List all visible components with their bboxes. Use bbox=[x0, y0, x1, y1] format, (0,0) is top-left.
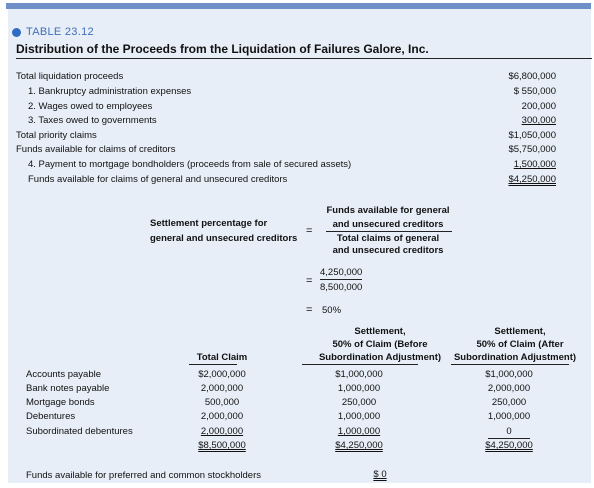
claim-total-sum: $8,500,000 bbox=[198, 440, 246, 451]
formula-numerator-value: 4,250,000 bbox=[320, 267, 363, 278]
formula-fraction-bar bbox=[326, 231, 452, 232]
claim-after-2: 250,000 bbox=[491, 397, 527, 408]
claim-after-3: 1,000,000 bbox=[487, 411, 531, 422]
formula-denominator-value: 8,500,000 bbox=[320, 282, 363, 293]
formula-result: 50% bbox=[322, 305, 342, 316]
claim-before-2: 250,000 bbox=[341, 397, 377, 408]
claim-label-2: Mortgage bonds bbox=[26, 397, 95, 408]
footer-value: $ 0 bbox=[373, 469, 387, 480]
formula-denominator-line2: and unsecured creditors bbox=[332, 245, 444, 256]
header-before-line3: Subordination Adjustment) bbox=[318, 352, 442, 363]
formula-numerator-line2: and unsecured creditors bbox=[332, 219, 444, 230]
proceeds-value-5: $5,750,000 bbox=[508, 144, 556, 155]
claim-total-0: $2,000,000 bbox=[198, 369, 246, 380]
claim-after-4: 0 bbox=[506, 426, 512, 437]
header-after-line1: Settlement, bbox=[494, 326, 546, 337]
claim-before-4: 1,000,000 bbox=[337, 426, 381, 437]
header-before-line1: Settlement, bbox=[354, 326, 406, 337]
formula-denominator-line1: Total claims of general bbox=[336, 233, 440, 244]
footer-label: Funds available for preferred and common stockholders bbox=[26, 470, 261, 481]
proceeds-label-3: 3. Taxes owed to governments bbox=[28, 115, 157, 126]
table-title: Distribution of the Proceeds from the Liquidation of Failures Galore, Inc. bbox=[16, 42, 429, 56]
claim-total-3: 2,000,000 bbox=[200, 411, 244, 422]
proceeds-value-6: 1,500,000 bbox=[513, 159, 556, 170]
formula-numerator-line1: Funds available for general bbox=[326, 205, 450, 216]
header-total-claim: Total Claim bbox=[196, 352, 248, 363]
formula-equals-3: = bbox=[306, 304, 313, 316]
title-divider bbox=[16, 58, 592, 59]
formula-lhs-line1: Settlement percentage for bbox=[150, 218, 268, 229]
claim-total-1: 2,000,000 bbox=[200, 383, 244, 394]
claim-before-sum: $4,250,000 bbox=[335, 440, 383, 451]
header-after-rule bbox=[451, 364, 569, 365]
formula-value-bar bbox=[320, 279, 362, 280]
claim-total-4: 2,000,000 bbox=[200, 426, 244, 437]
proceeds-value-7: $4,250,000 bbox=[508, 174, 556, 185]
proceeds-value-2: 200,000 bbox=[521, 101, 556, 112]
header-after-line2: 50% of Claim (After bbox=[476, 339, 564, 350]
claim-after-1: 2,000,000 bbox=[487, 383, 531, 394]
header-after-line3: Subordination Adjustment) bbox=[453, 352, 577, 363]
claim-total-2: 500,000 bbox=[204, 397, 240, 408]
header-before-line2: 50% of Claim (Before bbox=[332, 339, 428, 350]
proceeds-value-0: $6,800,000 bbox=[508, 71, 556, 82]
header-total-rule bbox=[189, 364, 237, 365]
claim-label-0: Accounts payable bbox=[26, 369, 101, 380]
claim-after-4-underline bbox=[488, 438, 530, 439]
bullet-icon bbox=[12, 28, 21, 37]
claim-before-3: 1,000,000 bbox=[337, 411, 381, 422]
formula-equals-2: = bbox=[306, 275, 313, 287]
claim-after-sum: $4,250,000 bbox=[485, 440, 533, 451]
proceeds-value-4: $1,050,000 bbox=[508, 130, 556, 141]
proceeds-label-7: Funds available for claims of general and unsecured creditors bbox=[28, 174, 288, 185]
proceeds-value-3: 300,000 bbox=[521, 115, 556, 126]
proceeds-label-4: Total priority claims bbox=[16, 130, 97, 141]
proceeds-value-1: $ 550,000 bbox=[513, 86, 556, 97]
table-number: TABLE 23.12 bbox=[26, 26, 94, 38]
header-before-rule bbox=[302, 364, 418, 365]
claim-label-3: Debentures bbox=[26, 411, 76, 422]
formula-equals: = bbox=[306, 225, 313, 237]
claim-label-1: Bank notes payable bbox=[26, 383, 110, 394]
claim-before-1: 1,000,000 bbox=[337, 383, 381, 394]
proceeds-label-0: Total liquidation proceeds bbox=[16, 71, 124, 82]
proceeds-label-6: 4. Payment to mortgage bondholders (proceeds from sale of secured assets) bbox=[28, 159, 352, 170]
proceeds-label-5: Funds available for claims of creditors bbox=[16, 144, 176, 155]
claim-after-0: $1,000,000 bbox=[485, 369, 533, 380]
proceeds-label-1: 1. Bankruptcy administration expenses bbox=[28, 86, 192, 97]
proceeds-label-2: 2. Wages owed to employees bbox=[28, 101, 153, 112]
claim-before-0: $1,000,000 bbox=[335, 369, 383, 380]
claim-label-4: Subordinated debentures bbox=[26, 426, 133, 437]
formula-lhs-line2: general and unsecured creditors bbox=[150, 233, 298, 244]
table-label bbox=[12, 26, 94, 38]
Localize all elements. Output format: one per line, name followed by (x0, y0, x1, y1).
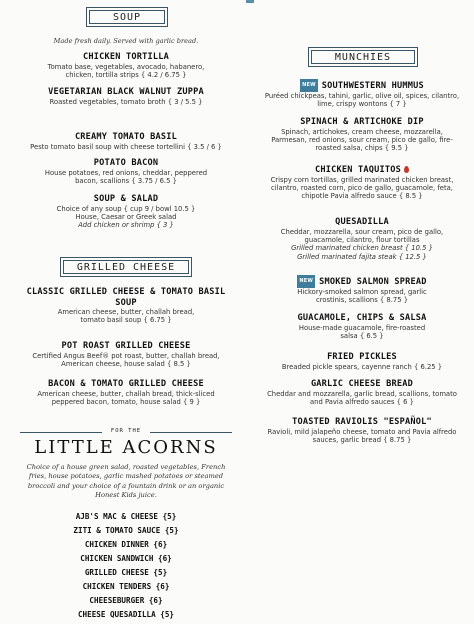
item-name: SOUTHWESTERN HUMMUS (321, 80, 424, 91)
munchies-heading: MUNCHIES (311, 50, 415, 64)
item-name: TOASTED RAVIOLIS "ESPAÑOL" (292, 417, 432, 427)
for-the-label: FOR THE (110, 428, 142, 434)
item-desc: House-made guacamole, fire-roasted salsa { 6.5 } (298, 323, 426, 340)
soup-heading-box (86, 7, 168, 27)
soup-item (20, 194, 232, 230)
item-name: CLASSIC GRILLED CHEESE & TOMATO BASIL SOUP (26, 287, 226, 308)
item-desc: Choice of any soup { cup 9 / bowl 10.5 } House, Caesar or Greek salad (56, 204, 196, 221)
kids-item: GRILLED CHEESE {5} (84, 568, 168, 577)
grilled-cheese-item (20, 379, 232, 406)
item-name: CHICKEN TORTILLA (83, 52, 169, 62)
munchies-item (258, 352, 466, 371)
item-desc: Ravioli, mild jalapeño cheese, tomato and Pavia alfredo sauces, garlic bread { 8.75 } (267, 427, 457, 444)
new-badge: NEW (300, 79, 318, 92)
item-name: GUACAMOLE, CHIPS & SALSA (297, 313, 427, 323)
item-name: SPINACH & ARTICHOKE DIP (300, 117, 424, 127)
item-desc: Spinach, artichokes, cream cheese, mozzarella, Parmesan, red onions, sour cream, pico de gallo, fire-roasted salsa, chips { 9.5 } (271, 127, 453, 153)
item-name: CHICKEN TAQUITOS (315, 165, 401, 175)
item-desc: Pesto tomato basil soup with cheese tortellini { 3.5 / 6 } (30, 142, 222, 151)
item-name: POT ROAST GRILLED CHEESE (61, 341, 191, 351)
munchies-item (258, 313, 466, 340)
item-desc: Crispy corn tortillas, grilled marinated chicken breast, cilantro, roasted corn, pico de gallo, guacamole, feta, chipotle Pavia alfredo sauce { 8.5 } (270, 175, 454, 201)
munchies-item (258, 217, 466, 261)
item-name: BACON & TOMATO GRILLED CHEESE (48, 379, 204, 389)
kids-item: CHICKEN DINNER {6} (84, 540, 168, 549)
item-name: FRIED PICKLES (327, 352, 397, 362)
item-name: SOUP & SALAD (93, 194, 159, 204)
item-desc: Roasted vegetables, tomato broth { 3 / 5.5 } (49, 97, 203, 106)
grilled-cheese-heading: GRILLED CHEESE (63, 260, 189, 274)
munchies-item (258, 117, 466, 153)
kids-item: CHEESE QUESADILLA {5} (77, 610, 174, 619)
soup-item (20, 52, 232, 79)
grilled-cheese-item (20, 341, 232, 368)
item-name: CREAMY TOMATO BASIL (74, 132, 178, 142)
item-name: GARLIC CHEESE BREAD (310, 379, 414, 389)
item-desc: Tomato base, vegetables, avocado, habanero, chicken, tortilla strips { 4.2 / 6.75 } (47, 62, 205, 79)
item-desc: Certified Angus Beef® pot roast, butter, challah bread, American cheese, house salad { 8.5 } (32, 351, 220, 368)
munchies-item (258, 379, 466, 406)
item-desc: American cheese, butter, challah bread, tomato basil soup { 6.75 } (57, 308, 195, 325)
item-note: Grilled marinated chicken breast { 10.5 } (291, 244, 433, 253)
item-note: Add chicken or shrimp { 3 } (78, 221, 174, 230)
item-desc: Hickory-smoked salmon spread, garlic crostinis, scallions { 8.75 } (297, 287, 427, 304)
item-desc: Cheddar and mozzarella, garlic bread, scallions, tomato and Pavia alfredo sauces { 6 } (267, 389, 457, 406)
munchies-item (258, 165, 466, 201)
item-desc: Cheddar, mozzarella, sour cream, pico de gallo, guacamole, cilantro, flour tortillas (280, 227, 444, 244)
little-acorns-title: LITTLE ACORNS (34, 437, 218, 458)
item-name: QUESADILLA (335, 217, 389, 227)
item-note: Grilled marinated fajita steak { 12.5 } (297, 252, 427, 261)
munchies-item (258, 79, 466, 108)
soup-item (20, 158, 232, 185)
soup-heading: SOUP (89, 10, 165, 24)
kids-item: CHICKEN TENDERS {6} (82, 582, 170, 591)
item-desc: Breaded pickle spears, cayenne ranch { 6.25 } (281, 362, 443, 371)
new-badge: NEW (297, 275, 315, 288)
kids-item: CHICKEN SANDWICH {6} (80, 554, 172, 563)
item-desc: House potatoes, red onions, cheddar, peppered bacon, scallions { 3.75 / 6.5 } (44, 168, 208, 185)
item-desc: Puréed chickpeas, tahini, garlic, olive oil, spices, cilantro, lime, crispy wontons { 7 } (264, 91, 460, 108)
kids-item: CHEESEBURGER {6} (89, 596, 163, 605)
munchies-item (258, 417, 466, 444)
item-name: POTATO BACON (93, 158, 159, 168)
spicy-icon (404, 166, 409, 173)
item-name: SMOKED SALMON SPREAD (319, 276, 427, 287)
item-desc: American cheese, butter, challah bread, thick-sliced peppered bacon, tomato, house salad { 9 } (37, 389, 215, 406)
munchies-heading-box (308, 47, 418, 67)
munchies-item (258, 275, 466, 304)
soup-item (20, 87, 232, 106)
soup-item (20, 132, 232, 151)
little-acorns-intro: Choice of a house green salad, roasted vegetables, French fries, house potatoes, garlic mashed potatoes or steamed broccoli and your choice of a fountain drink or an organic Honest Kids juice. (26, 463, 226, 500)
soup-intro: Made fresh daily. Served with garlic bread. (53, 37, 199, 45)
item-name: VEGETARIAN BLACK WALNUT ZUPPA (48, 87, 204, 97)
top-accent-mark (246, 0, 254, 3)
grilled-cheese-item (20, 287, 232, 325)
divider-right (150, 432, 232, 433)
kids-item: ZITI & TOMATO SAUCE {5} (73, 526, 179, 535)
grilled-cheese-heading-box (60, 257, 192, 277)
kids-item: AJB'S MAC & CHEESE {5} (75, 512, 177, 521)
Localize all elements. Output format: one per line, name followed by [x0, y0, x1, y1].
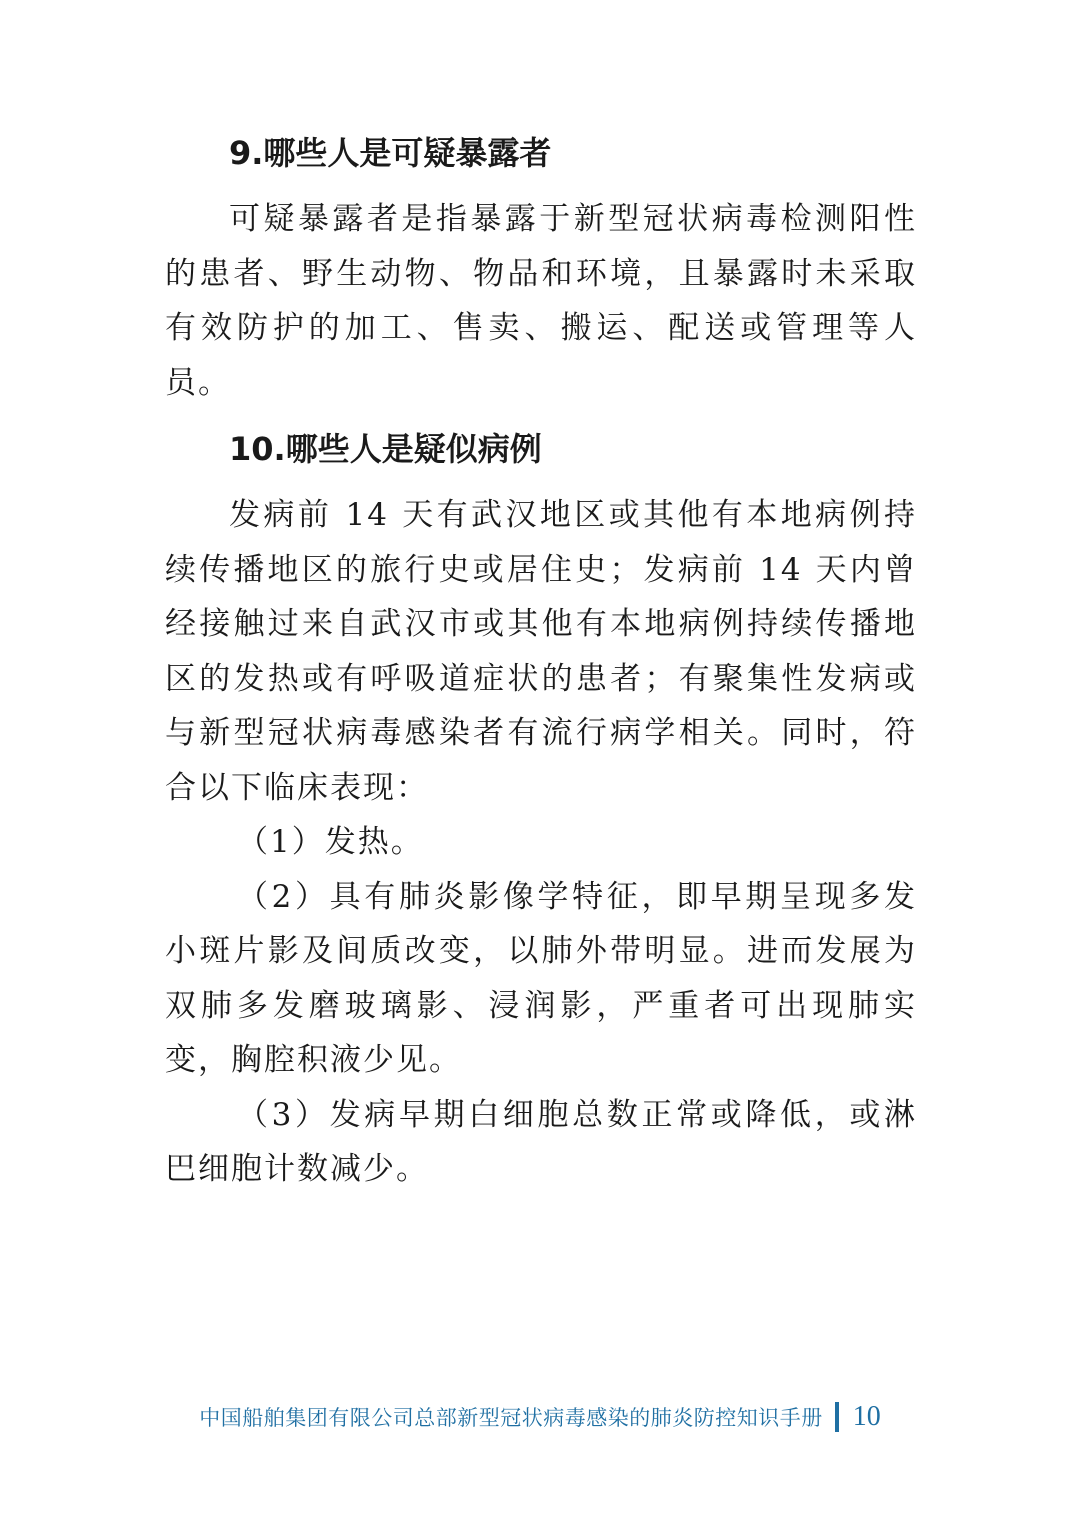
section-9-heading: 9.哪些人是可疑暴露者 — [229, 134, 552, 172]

═══

*EXERCISE PROMPT*: Can you repeat the data between the line holding "claim-total-sum: $8,500,000 bbox=[198, 440, 246, 451]" and the line holding "header-before-line1: Settlement, bbox=[354, 326, 406, 337]", inclusive, with nothing changed?

*THE ANSWER*:
claim-total-sum: $8,500,000 bbox=[198, 440, 246, 451]
formula-numerator-value: 4,250,000 bbox=[320, 267, 363, 278]
formula-fraction-bar bbox=[326, 231, 452, 232]
claim-after-2: 250,000 bbox=[491, 397, 527, 408]
claim-after-3: 1,000,000 bbox=[487, 411, 531, 422]
formula-denominator-value: 8,500,000 bbox=[320, 282, 363, 293]
formula-result: 50% bbox=[322, 305, 342, 316]
claim-before-2: 250,000 bbox=[341, 397, 377, 408]
claim-label-2: Mortgage bonds bbox=[26, 397, 95, 408]
footer-value: $ 0 bbox=[373, 469, 387, 480]
formula-denominator-line2: and unsecured creditors bbox=[332, 245, 444, 256]
header-before-line3: Subordination Adjustment) bbox=[318, 352, 442, 363]
formula-numerator-line2: and unsecured creditors bbox=[332, 219, 444, 230]
proceeds-value-5: $5,750,000 bbox=[508, 144, 556, 155]
claim-total-0: $2,000,000 bbox=[198, 369, 246, 380]
claim-after-4: 0 bbox=[506, 426, 512, 437]
header-after-line1: Settlement, bbox=[494, 326, 546, 337]
claim-before-4: 1,000,000 bbox=[337, 426, 381, 437]
header-before-line1: Settlement, bbox=[354, 326, 406, 337]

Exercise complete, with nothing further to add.